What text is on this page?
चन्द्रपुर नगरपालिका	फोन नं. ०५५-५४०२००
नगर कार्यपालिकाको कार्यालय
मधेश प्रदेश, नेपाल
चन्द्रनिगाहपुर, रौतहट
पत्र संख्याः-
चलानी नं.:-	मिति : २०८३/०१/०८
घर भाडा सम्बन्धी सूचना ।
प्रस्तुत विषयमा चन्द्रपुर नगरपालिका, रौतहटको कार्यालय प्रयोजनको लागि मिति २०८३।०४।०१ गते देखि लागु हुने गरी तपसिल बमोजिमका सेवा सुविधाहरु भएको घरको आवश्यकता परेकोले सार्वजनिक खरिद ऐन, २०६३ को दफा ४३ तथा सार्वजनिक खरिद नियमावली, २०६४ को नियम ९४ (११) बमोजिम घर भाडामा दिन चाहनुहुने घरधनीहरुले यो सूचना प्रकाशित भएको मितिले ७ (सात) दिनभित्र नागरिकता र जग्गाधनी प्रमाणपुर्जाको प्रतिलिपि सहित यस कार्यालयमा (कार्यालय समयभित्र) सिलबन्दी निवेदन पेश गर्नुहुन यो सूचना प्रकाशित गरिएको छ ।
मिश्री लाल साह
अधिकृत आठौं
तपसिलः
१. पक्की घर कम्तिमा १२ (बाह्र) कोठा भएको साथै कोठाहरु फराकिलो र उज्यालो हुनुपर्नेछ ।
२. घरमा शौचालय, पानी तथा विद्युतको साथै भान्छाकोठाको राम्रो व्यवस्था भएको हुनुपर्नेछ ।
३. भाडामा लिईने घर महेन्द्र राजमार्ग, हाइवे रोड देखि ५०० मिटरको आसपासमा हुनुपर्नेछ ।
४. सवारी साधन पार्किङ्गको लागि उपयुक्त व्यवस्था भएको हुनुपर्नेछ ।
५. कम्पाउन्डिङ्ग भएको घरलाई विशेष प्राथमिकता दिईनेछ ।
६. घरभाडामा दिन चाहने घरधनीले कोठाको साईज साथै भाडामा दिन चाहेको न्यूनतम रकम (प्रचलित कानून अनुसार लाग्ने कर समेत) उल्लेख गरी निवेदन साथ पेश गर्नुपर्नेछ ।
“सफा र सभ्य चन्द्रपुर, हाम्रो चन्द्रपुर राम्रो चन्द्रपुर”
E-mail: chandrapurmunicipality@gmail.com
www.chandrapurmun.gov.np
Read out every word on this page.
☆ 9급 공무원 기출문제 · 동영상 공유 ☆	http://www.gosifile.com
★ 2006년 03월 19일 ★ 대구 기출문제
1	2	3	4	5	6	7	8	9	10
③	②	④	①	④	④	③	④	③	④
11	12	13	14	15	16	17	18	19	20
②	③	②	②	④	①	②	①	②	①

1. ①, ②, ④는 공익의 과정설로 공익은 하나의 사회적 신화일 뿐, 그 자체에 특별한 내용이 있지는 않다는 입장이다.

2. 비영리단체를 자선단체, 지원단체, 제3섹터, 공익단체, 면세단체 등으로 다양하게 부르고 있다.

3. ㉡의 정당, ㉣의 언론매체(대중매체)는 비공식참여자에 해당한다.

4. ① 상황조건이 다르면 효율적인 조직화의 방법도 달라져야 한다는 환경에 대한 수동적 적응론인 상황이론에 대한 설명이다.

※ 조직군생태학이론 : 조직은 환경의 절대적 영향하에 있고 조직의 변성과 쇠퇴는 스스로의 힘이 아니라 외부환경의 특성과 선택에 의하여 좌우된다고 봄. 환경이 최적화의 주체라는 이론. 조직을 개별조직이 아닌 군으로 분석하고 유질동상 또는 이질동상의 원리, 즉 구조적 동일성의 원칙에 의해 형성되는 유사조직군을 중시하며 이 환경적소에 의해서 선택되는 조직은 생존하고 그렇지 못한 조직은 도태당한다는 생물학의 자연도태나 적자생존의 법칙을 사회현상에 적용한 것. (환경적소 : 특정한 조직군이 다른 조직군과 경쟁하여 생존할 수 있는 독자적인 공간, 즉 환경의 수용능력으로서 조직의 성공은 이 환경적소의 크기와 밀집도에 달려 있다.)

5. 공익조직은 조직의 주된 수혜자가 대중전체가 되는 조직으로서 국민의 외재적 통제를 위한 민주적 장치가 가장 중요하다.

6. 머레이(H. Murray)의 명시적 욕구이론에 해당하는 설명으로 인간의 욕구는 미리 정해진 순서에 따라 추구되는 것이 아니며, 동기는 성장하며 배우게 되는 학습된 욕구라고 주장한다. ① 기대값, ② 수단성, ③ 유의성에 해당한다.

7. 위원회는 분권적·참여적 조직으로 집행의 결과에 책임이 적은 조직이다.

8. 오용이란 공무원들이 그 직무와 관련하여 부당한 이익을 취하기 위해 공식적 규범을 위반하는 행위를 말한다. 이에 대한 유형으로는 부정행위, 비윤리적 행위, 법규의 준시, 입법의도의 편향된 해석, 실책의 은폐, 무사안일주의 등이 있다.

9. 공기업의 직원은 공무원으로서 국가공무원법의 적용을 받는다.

■ ■ ■ ■

§ DESCRIPTION OF THE TASK
Collect the lines of the records that include the string "해당한다".

§ EXERCISE OUTPUT
3. ㉡의 정당, ㉣의 언론매체(대중매체)는 비공식참여자에 해당한다.
6. 머레이(H. Murray)의 명시적 욕구이론에 해당하는 설명으로 인간의 욕구는 미리 정해진 순서에 따라 추구되는 것이 아니며, 동기는 성장하며 배우게 되는 학습된 욕구라고 주장한다. ① 기대값, ② 수단성, ③ 유의성에 해당한다.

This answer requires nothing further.